Extracted text ▸
====
Rspamd is an advanced spam filtering system that allows evaluation of messages by a number of rules including regular expressions, statistical analysis and custom services such as URL black lists. Each message is analysed by Rspamd and given a spam score.

According to this spam score and the user's settings, Rspamd recommends an action for the MTA to apply to the message, for example, to pass, reject or add a header. Rspamd is designed to process hundreds of messages per second simultaneously, and provides a number of useful features.

You can watch the following introduction video from FOSDEM-2016 where I describe the main features of Rspamd and explain why Rspamd is so fast.

Rspamd is packaged for the major Linux distributions, and is also available via FreeBSD ports, NetBSD pkgsrc and OpenBSD ports.

Spam filtering features

The Rspamd distribution contains a number of mail processing features, including such techniques as:

  • Regular expressions filtering - allows basic processing of messages, their textual parts, MIME headers and SMTP data received by MTA against a set of expressions that includes both normal regular expressions and message processing functions. Rspamd expressions are a powerful tool that allows to filter messages based on some pre-defined rules. This feature is similar to regular expressions in the SpamAssassin spam filter.

  • SPF module that allows to validate a message's sender against the policy defined in the DNS record of sender's domain. You can read about SPF policies here. A number of mail systems include SPF support, such as Gmail or Yahoo Mail.

  • DKIM module validates a message’s cryptographic signature against a public key placed in the DNS record of sender's domain. Like SPF, this technique is widely spread and allows to validate that a message is sent from that specific domain.

  • DNS black lists allows to estimate reputation of sender's IP address or network. Rspamd uses a number of DNS lists including such lists as SORBS or Spamhaus. However, Rspamd doesn't trust any specific DNS list and instead uses a conjunction of estimations that allows to avoid mistakes and false positives. Rspamd also uses positive and grey DNS lists for checking for trusted senders.

  • URL black lists are rather similar to DNS black lists but use URLs in a message to make an estimation of the sender's reputation. This technique is very useful for finding malicious or phished domains and filter E-mail that contains them.

  • Statistics - Rspamd uses a Bayesian classifier based on five-grams of input. This means that the input is estimated not based on individual words, but instead is organized in chains that are further estimated by the Bayesian classifier. This approach allows to achieve better results than traditionally used monograms (or words literally speaking), that are described in details in the following paper.

  • Fuzzy hashes - for checking of malicious mail patterns, Rspamd uses the so called "fuzzy hashes". Unlike normal hashes, these structures are targeted to hide the small differences between text patterns, allowing it to find similar messages quickly. Rspamd has an internal storage of such hashes and can block mass spam sendings quickly based on feedback from the user that specifies messages’ reputation. Moreover, this allows to feed Rspamd with data from "honeypots" without polluting the statistical module.
====
Extracted records:

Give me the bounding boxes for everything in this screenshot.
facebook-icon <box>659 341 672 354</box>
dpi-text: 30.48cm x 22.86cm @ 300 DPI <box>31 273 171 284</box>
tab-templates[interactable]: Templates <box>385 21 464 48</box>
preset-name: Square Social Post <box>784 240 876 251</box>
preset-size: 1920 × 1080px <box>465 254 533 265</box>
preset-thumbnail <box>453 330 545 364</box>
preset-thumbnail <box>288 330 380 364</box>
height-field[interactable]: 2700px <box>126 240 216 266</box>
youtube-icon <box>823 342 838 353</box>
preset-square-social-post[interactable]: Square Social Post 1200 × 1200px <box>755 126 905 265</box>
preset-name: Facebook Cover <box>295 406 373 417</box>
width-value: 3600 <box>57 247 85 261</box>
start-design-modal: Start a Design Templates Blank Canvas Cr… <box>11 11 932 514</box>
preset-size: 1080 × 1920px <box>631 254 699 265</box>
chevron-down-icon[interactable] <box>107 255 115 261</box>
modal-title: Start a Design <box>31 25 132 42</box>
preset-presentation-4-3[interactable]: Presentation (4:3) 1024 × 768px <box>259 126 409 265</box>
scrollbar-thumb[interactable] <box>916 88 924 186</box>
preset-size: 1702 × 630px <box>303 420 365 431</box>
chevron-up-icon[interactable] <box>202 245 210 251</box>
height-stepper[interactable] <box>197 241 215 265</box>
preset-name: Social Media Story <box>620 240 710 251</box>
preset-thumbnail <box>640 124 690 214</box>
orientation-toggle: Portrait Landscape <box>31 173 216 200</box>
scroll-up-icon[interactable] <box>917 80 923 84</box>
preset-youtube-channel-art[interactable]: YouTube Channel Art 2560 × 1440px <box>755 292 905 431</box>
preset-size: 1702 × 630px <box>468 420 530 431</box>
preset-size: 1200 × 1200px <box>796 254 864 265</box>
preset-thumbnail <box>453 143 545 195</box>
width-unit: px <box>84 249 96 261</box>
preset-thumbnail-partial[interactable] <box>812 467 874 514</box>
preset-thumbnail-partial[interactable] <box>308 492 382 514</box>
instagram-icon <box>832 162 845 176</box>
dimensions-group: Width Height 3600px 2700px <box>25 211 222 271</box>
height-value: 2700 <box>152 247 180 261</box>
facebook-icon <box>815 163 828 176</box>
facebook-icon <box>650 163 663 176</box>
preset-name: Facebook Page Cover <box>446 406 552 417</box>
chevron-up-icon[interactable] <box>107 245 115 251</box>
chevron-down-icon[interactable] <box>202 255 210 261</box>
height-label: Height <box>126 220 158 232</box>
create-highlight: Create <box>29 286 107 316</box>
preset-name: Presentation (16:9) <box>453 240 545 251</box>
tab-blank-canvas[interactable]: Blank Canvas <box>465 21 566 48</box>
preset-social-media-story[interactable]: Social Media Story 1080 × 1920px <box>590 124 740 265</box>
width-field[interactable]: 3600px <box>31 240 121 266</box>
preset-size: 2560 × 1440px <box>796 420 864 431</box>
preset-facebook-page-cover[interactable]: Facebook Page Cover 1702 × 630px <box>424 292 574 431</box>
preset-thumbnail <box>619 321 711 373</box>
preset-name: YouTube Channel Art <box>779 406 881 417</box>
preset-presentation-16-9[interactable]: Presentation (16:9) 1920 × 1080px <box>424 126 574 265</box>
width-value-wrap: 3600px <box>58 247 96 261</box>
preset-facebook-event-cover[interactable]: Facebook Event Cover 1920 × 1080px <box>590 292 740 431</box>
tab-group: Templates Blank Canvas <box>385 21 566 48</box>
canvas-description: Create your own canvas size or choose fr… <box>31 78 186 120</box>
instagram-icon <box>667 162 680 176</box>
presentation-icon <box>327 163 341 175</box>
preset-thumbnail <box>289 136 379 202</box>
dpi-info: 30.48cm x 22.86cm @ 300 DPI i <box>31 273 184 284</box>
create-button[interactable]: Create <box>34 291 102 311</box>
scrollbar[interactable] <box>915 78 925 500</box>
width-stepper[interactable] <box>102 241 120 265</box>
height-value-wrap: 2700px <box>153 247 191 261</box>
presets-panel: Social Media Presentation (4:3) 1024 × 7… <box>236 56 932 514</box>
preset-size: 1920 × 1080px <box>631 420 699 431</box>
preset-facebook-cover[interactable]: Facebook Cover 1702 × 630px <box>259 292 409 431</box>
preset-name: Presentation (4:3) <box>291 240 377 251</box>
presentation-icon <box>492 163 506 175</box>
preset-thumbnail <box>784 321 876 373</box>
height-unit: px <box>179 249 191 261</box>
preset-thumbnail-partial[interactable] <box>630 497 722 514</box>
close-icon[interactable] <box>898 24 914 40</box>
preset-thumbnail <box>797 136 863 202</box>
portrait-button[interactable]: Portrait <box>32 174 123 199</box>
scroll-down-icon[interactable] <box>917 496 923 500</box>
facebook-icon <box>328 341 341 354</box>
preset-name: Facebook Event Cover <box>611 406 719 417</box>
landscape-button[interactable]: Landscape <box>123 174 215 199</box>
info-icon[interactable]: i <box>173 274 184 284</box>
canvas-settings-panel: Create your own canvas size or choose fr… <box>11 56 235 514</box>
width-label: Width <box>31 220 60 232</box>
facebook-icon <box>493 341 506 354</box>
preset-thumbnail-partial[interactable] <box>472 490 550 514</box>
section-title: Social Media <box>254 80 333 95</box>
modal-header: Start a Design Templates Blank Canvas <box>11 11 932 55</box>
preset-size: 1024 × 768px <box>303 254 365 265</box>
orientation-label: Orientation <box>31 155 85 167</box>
====
Check your understanding ▸
• a. According to the Rspamd overview, what kind of classifier does Rspamd use for statistics, and what input is it based on?
• b. Write the next part of the Rspamd overview, picking up right after its last sentence.
The rows are separate material from the Rspamd overview.

Answers for the tasks ▸
• a. A Bayesian classifier based on five-grams of input.

• b.
Rspamd uses the conjunction of different techniques to assign the final verdict to a message. This allows to improve the overall quality of filtering, and reduce the number of false positives (e.g. when an innocent message is badly classified as a spam one). I have tried to simplify Rspamd’s usability by adding the following elements:

  • Web interface - Rspamd is shipped with a fully functional Ajax-based web interface, that allows one to observe Rspamd statistics, to configure rules, weights and lists, to scan and learn messages, and to view the history of scans. The interface is self-hosted, requires zero configuration and follows the recent web applications standards. You don't need a web server or applications server to run it - you just need to run Rspamd itself and a web browser.

  • Integration with MTAs - Rspamd can work with the most popular mail transfer systems, such as Postfix, Exim or Sendmail. For Postfix and Sendmail, there is an Rmilter project, whilst for Exim there are several solutions to work with Rspamd. Should you require MTA integration then please consult the integration guide.

  • Extensive Lua API - Rspamd ships with hundreds of Lua functions that enable one to write their own rules for efficient and targeted spam filtering.

  • Dynamic tables - Rspamd allows one to specify bulk lists as "dynamic maps", that are checked at runtime for updated data. Rspamd supports file, HTTP and HTTPS maps.

Performance

Rspamd is designed to be fast. The core of Rspamd is written in C and uses an event-driven model that allows it to process multiple messages simultaneously and without blocking. Moreover, a set of techniques is used in Rspamd to process messages faster:

  • Finite state machines processing - Rspamd uses specialized finite state machines for performance critical tasks to process input faster than a set of regular expressions. Of course, it is possible to implement these machines by ordinary Perl regular expressions, but then they won't be compact or human-readable. Instead, Rspamd optimizes such actions as headers processing, received elements extraction, and protocol operations by building the concrete automata for an assigned task.

  • Expressions optimizer - allows Rspamd to optimize expressions by execution of likely false or likely true expressions in order in the branches. That reduces a number of expensive expressions' calls when scanning a message.

  • Symbols optimizer - Rspamd tries to first evaluate the rules that are frequent or inexpensive in terms of time or CPU resources. This allows it to block spam before processing of expensive rules (rules with negative weights are always checked before other ones).

  • Event driven model - Rspamd is designed not to block anywhere in the code, and, given that a spam check requires a lot of network operations, Rspamd can process many messages simultaneously increasing the efficiency of shared DNS caches and other system resources. Moreover, event-driven system normally scales automatically and you won't need to do any tuning in the most of cases.

  • Hyperscan regular expressions engine - Rspamd utilizes the Hyperscan engine to match multiple regular expressions at the same time. You can read the following presentation where the main benefits of Hyperscan are described.

  • Clever choice of data structures - Rspamd tries to use the optimal data structure for each task. For example, it uses very efficient suffix tries for fast matching of text against a set of multiple patterns. Or it uses a radix bit trie for storing IP addresses information that provides O(1) access time complexity.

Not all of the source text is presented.